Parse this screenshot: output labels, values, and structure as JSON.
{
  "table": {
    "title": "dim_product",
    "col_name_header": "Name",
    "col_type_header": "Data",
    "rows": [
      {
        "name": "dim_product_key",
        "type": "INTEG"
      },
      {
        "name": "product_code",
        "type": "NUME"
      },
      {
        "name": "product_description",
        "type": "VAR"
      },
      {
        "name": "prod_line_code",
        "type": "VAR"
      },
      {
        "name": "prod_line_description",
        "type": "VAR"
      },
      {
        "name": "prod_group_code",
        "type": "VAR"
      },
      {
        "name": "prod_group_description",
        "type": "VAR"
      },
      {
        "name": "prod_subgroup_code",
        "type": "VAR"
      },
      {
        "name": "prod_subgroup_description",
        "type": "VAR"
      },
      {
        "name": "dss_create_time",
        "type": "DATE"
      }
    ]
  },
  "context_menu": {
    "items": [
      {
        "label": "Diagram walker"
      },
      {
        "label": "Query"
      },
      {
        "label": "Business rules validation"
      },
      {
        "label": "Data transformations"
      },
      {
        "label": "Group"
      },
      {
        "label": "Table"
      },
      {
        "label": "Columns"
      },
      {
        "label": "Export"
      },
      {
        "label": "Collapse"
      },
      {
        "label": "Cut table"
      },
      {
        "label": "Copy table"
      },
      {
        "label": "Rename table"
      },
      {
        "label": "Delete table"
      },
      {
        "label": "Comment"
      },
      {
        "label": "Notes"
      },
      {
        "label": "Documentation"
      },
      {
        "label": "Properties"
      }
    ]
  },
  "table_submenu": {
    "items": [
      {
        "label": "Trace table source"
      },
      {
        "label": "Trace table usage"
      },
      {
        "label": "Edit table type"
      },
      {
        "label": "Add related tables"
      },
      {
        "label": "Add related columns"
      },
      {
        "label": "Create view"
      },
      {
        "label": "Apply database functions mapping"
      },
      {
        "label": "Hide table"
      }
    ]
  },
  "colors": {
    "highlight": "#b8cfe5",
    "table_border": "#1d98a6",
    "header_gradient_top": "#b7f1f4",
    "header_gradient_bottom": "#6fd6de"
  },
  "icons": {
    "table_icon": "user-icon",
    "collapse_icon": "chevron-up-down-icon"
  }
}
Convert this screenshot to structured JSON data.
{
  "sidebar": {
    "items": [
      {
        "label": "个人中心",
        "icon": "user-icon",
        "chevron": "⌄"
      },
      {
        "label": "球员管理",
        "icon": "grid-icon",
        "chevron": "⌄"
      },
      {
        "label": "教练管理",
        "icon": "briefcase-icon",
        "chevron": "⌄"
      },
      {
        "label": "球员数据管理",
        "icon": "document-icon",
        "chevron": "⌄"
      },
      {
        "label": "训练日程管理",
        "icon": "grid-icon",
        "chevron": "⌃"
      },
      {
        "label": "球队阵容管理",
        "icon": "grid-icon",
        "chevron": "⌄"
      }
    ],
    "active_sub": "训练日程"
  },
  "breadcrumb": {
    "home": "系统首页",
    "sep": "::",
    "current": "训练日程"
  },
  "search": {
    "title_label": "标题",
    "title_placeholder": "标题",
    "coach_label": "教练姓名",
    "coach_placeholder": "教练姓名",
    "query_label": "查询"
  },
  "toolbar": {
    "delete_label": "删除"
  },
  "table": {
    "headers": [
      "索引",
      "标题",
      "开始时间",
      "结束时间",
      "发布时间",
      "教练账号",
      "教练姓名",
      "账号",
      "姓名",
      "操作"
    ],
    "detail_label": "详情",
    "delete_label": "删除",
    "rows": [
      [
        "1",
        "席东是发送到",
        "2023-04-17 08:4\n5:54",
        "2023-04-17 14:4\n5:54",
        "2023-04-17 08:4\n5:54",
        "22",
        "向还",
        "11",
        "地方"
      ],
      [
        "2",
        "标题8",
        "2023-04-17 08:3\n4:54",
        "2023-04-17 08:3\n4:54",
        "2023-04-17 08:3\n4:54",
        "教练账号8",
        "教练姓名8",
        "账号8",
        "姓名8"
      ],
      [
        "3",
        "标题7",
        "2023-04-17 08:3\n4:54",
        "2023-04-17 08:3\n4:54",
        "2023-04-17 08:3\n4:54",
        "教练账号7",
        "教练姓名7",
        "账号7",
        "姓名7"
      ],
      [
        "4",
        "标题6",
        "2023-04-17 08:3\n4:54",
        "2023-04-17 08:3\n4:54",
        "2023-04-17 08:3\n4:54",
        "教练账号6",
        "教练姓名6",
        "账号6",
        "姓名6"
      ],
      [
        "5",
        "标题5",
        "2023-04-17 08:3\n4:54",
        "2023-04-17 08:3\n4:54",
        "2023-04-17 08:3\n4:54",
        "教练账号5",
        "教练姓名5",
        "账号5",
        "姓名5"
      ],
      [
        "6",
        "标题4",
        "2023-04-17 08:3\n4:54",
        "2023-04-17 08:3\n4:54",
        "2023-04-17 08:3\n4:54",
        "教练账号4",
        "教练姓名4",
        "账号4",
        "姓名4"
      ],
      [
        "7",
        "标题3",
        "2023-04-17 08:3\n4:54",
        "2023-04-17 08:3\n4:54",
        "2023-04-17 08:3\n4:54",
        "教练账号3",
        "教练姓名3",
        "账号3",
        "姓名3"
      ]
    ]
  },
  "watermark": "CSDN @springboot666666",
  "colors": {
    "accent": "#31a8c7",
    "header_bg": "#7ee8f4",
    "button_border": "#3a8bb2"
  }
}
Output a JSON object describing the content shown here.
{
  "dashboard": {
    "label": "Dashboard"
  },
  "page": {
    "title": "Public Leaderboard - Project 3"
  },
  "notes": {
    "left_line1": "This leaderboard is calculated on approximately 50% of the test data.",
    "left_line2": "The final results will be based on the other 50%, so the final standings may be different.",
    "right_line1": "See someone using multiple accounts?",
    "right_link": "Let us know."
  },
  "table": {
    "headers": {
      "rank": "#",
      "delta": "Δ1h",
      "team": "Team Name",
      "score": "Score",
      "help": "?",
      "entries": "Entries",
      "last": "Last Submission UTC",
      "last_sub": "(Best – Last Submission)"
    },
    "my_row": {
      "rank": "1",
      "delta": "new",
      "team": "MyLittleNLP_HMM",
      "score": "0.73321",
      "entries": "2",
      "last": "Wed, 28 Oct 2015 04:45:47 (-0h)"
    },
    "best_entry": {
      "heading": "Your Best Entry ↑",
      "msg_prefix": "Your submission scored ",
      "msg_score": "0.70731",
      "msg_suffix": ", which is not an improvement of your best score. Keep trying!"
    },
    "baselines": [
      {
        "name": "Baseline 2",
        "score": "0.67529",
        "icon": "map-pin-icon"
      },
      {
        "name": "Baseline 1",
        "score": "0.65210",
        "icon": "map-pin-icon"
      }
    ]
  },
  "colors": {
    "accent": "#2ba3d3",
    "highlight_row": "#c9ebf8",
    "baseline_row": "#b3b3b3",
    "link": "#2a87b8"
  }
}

--------

▶ Task directions:
Repeat every entry exactly as written above.

▶ Complete response:
Parse this screenshot: output labels, values, and structure as JSON.
{
  "table": {
    "title": "dim_product",
    "col_name_header": "Name",
    "col_type_header": "Data",
    "rows": [
      {
        "name": "dim_product_key",
        "type": "INTEG"
      },
      {
        "name": "product_code",
        "type": "NUME"
      },
      {
        "name": "product_description",
        "type": "VAR"
      },
      {
        "name": "prod_line_code",
        "type": "VAR"
      },
      {
        "name": "prod_line_description",
        "type": "VAR"
      },
      {
        "name": "prod_group_code",
        "type": "VAR"
      },
      {
        "name": "prod_group_description",
        "type": "VAR"
      },
      {
        "name": "prod_subgroup_code",
        "type": "VAR"
      },
      {
        "name": "prod_subgroup_description",
        "type": "VAR"
      },
      {
        "name": "dss_create_time",
        "type": "DATE"
      }
    ]
  },
  "context_menu": {
    "items": [
      {
        "label": "Diagram walker"
      },
      {
        "label": "Query"
      },
      {
        "label": "Business rules validation"
      },
      {
        "label": "Data transformations"
      },
      {
        "label": "Group"
      },
      {
        "label": "Table"
      },
      {
        "label": "Columns"
      },
      {
        "label": "Export"
      },
      {
        "label": "Collapse"
      },
      {
        "label": "Cut table"
      },
      {
        "label": "Copy table"
      },
      {
        "label": "Rename table"
      },
      {
        "label": "Delete table"
      },
      {
        "label": "Comment"
      },
      {
        "label": "Notes"
      },
      {
        "label": "Documentation"
      },
      {
        "label": "Properties"
      }
    ]
  },
  "table_submenu": {
    "items": [
      {
        "label": "Trace table source"
      },
      {
        "label": "Trace table usage"
      },
      {
        "label": "Edit table type"
      },
      {
        "label": "Add related tables"
      },
      {
        "label": "Add related columns"
      },
      {
        "label": "Create view"
      },
      {
        "label": "Apply database functions mapping"
      },
      {
        "label": "Hide table"
      }
    ]
  },
  "colors": {
    "highlight": "#b8cfe5",
    "table_border": "#1d98a6",
    "header_gradient_top": "#b7f1f4",
    "header_gradient_bottom": "#6fd6de"
  },
  "icons": {
    "table_icon": "user-icon",
    "collapse_icon": "chevron-up-down-icon"
  }
}
Convert this screenshot to structured JSON data.
{
  "sidebar": {
    "items": [
      {
        "label": "个人中心",
        "icon": "user-icon",
        "chevron": "⌄"
      },
      {
        "label": "球员管理",
        "icon": "grid-icon",
        "chevron": "⌄"
      },
      {
        "label": "教练管理",
        "icon": "briefcase-icon",
        "chevron": "⌄"
      },
      {
        "label": "球员数据管理",
        "icon": "document-icon",
        "chevron": "⌄"
      },
      {
        "label": "训练日程管理",
        "icon": "grid-icon",
        "chevron": "⌃"
      },
      {
        "label": "球队阵容管理",
        "icon": "grid-icon",
        "chevron": "⌄"
      }
    ],
    "active_sub": "训练日程"
  },
  "breadcrumb": {
    "home": "系统首页",
    "sep": "::",
    "current": "训练日程"
  },
  "search": {
    "title_label": "标题",
    "title_placeholder": "标题",
    "coach_label": "教练姓名",
    "coach_placeholder": "教练姓名",
    "query_label": "查询"
  },
  "toolbar": {
    "delete_label": "删除"
  },
  "table": {
    "headers": [
      "索引",
      "标题",
      "开始时间",
      "结束时间",
      "发布时间",
      "教练账号",
      "教练姓名",
      "账号",
      "姓名",
      "操作"
    ],
    "detail_label": "详情",
    "delete_label": "删除",
    "rows": [
      [
        "1",
        "席东是发送到",
        "2023-04-17 08:4\n5:54",
        "2023-04-17 14:4\n5:54",
        "2023-04-17 08:4\n5:54",
        "22",
        "向还",
        "11",
        "地方"
      ],
      [
        "2",
        "标题8",
        "2023-04-17 08:3\n4:54",
        "2023-04-17 08:3\n4:54",
        "2023-04-17 08:3\n4:54",
        "教练账号8",
        "教练姓名8",
        "账号8",
        "姓名8"
      ],
      [
        "3",
        "标题7",
        "2023-04-17 08:3\n4:54",
        "2023-04-17 08:3\n4:54",
        "2023-04-17 08:3\n4:54",
        "教练账号7",
        "教练姓名7",
        "账号7",
        "姓名7"
      ],
      [
        "4",
        "标题6",
        "2023-04-17 08:3\n4:54",
        "2023-04-17 08:3\n4:54",
        "2023-04-17 08:3\n4:54",
        "教练账号6",
        "教练姓名6",
        "账号6",
        "姓名6"
      ],
      [
        "5",
        "标题5",
        "2023-04-17 08:3\n4:54",
        "2023-04-17 08:3\n4:54",
        "2023-04-17 08:3\n4:54",
        "教练账号5",
        "教练姓名5",
        "账号5",
        "姓名5"
      ],
      [
        "6",
        "标题4",
        "2023-04-17 08:3\n4:54",
        "2023-04-17 08:3\n4:54",
        "2023-04-17 08:3\n4:54",
        "教练账号4",
        "教练姓名4",
        "账号4",
        "姓名4"
      ],
      [
        "7",
        "标题3",
        "2023-04-17 08:3\n4:54",
        "2023-04-17 08:3\n4:54",
        "2023-04-17 08:3\n4:54",
        "教练账号3",
        "教练姓名3",
        "账号3",
        "姓名3"
      ]
    ]
  },
  "watermark": "CSDN @springboot666666",
  "colors": {
    "accent": "#31a8c7",
    "header_bg": "#7ee8f4",
    "button_border": "#3a8bb2"
  }
}
Output a JSON object describing the content shown here.
{
  "dashboard": {
    "label": "Dashboard"
  },
  "page": {
    "title": "Public Leaderboard - Project 3"
  },
  "notes": {
    "left_line1": "This leaderboard is calculated on approximately 50% of the test data.",
    "left_line2": "The final results will be based on the other 50%, so the final standings may be different.",
    "right_line1": "See someone using multiple accounts?",
    "right_link": "Let us know."
  },
  "table": {
    "headers": {
      "rank": "#",
      "delta": "Δ1h",
      "team": "Team Name",
      "score": "Score",
      "help": "?",
      "entries": "Entries",
      "last": "Last Submission UTC",
      "last_sub": "(Best – Last Submission)"
    },
    "my_row": {
      "rank": "1",
      "delta": "new",
      "team": "MyLittleNLP_HMM",
      "score": "0.73321",
      "entries": "2",
      "last": "Wed, 28 Oct 2015 04:45:47 (-0h)"
    },
    "best_entry": {
      "heading": "Your Best Entry ↑",
      "msg_prefix": "Your submission scored ",
      "msg_score": "0.70731",
      "msg_suffix": ", which is not an improvement of your best score. Keep trying!"
    },
    "baselines": [
      {
        "name": "Baseline 2",
        "score": "0.67529",
        "icon": "map-pin-icon"
      },
      {
        "name": "Baseline 1",
        "score": "0.65210",
        "icon": "map-pin-icon"
      }
    ]
  },
  "colors": {
    "accent": "#2ba3d3",
    "highlight_row": "#c9ebf8",
    "baseline_row": "#b3b3b3",
    "link": "#2a87b8"
  }
}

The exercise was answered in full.